_WHAT TO WORK ON_
Gather the lines below that include the string "with", copying each in full.

_GIVEN ENTRIES_
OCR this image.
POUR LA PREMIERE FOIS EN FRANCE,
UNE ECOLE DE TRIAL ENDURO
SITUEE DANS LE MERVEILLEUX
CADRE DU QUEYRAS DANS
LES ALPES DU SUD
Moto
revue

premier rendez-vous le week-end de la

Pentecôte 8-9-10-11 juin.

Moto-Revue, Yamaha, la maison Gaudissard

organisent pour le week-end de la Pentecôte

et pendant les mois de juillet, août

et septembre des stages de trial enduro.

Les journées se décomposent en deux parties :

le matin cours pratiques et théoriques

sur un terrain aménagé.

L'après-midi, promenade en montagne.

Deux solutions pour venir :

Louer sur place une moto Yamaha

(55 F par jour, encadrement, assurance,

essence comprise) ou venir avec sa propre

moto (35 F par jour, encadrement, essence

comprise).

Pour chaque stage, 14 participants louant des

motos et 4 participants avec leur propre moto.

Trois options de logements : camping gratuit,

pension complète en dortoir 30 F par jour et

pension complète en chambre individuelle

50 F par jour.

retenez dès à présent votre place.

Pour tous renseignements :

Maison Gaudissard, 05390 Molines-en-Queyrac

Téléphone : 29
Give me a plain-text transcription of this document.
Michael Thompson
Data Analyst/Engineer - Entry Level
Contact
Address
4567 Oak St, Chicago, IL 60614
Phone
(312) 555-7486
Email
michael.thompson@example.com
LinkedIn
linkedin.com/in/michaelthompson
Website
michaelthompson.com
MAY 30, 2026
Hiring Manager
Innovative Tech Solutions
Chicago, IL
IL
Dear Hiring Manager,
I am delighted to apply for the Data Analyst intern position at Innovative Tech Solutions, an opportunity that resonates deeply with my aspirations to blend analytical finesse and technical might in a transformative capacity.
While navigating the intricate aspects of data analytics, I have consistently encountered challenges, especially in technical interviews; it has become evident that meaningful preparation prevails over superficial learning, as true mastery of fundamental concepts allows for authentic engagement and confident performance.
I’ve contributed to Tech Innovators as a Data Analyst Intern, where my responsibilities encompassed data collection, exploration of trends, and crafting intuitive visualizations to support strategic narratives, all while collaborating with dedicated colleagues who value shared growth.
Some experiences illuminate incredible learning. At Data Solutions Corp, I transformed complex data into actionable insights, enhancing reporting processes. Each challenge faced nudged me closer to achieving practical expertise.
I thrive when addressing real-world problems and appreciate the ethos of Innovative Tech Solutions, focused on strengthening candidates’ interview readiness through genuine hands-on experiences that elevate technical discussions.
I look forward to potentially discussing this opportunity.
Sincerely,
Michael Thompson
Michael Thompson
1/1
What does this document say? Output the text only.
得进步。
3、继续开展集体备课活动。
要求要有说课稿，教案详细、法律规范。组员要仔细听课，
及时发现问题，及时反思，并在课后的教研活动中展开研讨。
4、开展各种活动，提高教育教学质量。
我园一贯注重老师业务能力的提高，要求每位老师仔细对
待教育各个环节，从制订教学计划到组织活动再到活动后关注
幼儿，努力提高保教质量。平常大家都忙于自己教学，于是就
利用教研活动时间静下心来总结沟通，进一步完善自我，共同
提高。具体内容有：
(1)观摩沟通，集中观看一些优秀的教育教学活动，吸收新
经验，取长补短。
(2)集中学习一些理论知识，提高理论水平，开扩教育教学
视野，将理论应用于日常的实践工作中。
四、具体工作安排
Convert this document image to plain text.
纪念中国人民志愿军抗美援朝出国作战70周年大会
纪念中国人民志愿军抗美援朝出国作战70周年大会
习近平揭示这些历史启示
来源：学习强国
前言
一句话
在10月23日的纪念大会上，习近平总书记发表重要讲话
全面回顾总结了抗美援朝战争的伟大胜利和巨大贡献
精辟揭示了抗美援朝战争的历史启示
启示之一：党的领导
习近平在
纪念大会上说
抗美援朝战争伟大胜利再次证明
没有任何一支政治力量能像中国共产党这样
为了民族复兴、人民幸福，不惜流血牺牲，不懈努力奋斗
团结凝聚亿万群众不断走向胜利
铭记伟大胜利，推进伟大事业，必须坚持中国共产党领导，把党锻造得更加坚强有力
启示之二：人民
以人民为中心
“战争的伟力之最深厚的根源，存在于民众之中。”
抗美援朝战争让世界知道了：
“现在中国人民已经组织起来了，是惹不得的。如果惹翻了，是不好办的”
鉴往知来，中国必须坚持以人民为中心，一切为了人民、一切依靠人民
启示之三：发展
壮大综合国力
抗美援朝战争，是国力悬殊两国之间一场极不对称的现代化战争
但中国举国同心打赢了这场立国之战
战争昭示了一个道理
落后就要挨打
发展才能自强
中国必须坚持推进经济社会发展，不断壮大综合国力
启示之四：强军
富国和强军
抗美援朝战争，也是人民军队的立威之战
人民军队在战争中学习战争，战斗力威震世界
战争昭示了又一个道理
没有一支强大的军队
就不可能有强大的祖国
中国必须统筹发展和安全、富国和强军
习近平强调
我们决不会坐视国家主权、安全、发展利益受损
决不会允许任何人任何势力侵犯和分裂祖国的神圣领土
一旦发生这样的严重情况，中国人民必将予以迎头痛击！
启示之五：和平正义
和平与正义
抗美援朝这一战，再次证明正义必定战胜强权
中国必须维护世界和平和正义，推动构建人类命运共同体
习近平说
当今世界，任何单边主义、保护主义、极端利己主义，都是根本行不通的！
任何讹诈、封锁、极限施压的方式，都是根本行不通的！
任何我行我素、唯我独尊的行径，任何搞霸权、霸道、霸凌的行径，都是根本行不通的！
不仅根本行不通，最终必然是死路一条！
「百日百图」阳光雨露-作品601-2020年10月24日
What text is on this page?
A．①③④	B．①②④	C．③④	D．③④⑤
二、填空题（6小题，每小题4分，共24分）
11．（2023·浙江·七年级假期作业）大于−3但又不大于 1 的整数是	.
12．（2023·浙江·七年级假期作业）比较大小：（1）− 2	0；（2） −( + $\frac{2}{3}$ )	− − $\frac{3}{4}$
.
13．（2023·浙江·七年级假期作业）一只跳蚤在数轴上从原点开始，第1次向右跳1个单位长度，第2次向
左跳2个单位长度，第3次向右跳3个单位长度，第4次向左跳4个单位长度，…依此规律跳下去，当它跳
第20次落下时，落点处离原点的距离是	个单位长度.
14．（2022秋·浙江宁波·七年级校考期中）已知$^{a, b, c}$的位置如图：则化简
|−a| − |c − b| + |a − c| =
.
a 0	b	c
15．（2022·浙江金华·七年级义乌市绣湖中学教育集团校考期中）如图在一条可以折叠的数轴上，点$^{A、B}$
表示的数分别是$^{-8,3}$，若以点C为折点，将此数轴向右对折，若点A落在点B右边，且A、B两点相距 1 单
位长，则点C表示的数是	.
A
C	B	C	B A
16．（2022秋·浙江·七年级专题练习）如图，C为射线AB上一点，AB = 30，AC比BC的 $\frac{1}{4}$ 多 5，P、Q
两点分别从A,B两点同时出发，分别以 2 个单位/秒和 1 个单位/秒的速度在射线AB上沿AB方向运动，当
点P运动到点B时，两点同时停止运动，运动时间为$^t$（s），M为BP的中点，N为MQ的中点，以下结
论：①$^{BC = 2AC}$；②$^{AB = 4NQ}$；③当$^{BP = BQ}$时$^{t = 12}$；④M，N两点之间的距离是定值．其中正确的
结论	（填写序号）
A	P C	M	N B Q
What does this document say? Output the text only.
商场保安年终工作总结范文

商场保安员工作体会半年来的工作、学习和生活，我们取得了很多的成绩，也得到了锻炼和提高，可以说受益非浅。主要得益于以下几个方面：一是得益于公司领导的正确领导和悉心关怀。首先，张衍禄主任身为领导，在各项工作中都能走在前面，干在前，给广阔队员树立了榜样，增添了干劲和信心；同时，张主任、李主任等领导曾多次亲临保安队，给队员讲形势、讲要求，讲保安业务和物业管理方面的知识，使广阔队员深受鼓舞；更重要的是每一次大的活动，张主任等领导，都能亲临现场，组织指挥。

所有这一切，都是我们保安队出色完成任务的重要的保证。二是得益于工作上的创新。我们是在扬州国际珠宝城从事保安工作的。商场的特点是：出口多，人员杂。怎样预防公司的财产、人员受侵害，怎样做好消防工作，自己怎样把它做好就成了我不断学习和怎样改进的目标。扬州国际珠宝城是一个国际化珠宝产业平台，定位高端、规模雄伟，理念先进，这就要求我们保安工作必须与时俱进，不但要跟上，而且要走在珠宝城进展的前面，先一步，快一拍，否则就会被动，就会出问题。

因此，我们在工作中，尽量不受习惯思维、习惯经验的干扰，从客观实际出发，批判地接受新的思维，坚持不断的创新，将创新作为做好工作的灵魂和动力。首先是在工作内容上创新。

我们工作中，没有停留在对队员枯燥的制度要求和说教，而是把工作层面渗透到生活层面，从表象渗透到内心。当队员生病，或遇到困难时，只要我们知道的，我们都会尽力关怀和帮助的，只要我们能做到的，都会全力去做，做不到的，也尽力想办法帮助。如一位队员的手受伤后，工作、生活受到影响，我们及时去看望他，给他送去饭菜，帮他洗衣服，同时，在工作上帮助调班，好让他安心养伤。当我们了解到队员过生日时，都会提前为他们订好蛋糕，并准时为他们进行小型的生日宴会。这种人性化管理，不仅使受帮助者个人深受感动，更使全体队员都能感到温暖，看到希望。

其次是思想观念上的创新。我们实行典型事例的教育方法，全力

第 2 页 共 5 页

_TASK ANSWER_
I am delighted to apply for the Data Analyst intern position at Innovative Tech Solutions, an opportunity that resonates deeply with my aspirations to blend analytical finesse and technical might in a transformative capacity.
I’ve contributed to Tech Innovators as a Data Analyst Intern, where my responsibilities encompassed data collection, exploration of trends, and crafting intuitive visualizations to support strategic narratives, all while collaborating with dedicated colleagues who value shared growth.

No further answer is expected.